[Records from a data collection]

## start

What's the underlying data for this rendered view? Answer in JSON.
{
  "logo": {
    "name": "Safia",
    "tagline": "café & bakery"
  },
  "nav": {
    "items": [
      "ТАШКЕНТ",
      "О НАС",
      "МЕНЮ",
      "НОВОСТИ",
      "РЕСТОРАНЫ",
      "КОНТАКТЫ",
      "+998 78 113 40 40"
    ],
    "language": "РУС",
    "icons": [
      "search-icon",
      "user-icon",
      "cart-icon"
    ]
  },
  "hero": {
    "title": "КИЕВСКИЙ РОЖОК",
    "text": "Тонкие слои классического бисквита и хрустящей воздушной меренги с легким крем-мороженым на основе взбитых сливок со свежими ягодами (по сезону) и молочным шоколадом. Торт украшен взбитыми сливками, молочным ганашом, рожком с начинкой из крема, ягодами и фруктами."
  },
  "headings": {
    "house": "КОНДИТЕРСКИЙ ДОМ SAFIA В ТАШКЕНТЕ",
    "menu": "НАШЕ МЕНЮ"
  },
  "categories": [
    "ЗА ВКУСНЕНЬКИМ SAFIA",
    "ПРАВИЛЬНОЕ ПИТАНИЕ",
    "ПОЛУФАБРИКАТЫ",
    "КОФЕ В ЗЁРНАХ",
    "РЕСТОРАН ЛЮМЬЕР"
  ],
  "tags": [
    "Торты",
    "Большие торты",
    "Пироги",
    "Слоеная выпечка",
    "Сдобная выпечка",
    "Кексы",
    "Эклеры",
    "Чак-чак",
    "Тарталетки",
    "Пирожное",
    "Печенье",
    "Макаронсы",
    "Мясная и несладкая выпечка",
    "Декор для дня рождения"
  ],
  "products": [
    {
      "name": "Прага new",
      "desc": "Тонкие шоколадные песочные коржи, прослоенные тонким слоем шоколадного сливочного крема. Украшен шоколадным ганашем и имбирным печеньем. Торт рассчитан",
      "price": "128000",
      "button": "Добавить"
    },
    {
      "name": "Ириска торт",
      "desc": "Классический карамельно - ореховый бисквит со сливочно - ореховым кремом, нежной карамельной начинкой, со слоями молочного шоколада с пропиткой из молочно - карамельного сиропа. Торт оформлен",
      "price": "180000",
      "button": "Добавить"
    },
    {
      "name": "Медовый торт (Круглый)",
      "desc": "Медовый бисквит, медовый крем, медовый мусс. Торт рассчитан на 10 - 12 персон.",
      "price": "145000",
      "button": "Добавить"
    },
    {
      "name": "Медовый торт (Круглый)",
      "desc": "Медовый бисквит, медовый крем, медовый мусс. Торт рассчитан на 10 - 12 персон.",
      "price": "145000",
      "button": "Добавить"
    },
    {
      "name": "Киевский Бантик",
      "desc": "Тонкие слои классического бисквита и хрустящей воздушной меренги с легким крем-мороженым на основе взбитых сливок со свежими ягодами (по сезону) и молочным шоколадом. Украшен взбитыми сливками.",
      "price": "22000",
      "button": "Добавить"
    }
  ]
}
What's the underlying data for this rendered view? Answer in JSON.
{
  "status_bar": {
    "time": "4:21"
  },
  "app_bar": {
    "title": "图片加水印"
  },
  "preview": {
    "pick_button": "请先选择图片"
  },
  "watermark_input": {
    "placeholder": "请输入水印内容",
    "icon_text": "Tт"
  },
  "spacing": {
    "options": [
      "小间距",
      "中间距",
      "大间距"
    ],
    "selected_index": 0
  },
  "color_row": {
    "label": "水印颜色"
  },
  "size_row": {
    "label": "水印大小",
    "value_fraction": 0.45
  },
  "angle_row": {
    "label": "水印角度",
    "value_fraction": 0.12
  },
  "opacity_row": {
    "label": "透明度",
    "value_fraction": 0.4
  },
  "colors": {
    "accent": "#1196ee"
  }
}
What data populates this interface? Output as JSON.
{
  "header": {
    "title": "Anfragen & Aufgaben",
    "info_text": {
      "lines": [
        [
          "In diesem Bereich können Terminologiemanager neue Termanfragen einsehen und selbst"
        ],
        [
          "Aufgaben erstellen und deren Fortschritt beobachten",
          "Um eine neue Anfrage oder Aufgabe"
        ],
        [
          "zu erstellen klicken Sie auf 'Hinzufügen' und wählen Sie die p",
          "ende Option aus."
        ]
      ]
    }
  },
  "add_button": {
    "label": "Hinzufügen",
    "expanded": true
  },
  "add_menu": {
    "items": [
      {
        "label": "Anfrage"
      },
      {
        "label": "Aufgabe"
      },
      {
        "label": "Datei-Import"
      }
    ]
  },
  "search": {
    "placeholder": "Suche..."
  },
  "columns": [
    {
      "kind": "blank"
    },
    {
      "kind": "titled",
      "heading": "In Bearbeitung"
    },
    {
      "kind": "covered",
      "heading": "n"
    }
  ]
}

## end

Copy each line from the records above that includes the string "Тонкие".

    "text": "Тонкие слои классического бисквита и хрустящей воздушной меренги с легким крем-мороженым на основе взбитых сливок со свежими ягодами (по сезону) и молочным шоколадом. Торт украшен взбитыми сливками, молочным ганашом, рожком с начинкой из крема, ягодами и фруктами."
      "desc": "Тонкие шоколадные песочные коржи, прослоенные тонким слоем шоколадного сливочного крема. Украшен шоколадным ганашем и имбирным печеньем. Торт рассчитан",
      "desc": "Тонкие слои классического бисквита и хрустящей воздушной меренги с легким крем-мороженым на основе взбитых сливок со свежими ягодами (по сезону) и молочным шоколадом. Украшен взбитыми сливками.",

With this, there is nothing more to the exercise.